> [Set exercise]:
Each line that follows should be printed again exactly as it stands.

> [Data records]:
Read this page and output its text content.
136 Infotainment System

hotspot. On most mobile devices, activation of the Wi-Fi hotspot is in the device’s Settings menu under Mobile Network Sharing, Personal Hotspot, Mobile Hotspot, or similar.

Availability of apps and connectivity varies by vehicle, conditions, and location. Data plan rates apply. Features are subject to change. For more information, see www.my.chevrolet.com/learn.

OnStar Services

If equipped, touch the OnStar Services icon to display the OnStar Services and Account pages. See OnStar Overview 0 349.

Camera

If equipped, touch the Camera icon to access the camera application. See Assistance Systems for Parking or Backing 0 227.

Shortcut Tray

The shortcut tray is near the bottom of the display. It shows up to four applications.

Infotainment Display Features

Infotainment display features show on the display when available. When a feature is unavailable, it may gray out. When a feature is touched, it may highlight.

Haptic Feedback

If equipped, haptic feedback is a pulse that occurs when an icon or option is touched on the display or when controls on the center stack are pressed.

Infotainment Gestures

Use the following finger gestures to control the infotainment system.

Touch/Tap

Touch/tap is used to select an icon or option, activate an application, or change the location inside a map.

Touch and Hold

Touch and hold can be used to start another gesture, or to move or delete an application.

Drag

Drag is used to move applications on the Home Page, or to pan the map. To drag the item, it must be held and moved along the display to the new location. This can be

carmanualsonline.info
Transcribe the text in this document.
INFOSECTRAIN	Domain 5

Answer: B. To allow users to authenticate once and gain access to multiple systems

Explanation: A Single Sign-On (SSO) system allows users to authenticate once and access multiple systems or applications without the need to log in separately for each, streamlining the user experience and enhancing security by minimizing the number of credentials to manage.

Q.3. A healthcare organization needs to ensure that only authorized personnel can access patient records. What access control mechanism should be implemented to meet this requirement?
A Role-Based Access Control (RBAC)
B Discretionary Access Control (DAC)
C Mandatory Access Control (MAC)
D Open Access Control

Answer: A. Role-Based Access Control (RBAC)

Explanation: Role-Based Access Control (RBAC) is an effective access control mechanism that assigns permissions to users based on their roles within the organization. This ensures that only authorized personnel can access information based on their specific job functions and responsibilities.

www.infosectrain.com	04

> [Reply]:
Read this page and output its text content.
136 Infotainment System

hotspot. On most mobile devices, activation of the Wi-Fi hotspot is in the device’s Settings menu under Mobile Network Sharing, Personal Hotspot, Mobile Hotspot, or similar.

Availability of apps and connectivity varies by vehicle, conditions, and location. Data plan rates apply. Features are subject to change. For more information, see www.my.chevrolet.com/learn.

OnStar Services

If equipped, touch the OnStar Services icon to display the OnStar Services and Account pages. See OnStar Overview 0 349.

Camera

If equipped, touch the Camera icon to access the camera application. See Assistance Systems for Parking or Backing 0 227.

Shortcut Tray

The shortcut tray is near the bottom of the display. It shows up to four applications.

Infotainment Display Features

Infotainment display features show on the display when available. When a feature is unavailable, it may gray out. When a feature is touched, it may highlight.

Haptic Feedback

If equipped, haptic feedback is a pulse that occurs when an icon or option is touched on the display or when controls on the center stack are pressed.

Infotainment Gestures

Use the following finger gestures to control the infotainment system.

Touch/Tap

Touch/tap is used to select an icon or option, activate an application, or change the location inside a map.

Touch and Hold

Touch and hold can be used to start another gesture, or to move or delete an application.

Drag

Drag is used to move applications on the Home Page, or to pan the map. To drag the item, it must be held and moved along the display to the new location. This can be

carmanualsonline.info
Transcribe the text in this document.
INFOSECTRAIN	Domain 5

Answer: B. To allow users to authenticate once and gain access to multiple systems

Explanation: A Single Sign-On (SSO) system allows users to authenticate once and access multiple systems or applications without the need to log in separately for each, streamlining the user experience and enhancing security by minimizing the number of credentials to manage.

Q.3. A healthcare organization needs to ensure that only authorized personnel can access patient records. What access control mechanism should be implemented to meet this requirement?
A Role-Based Access Control (RBAC)
B Discretionary Access Control (DAC)
C Mandatory Access Control (MAC)
D Open Access Control

Answer: A. Role-Based Access Control (RBAC)

Explanation: Role-Based Access Control (RBAC) is an effective access control mechanism that assigns permissions to users based on their roles within the organization. This ensures that only authorized personnel can access information based on their specific job functions and responsibilities.

www.infosectrain.com	04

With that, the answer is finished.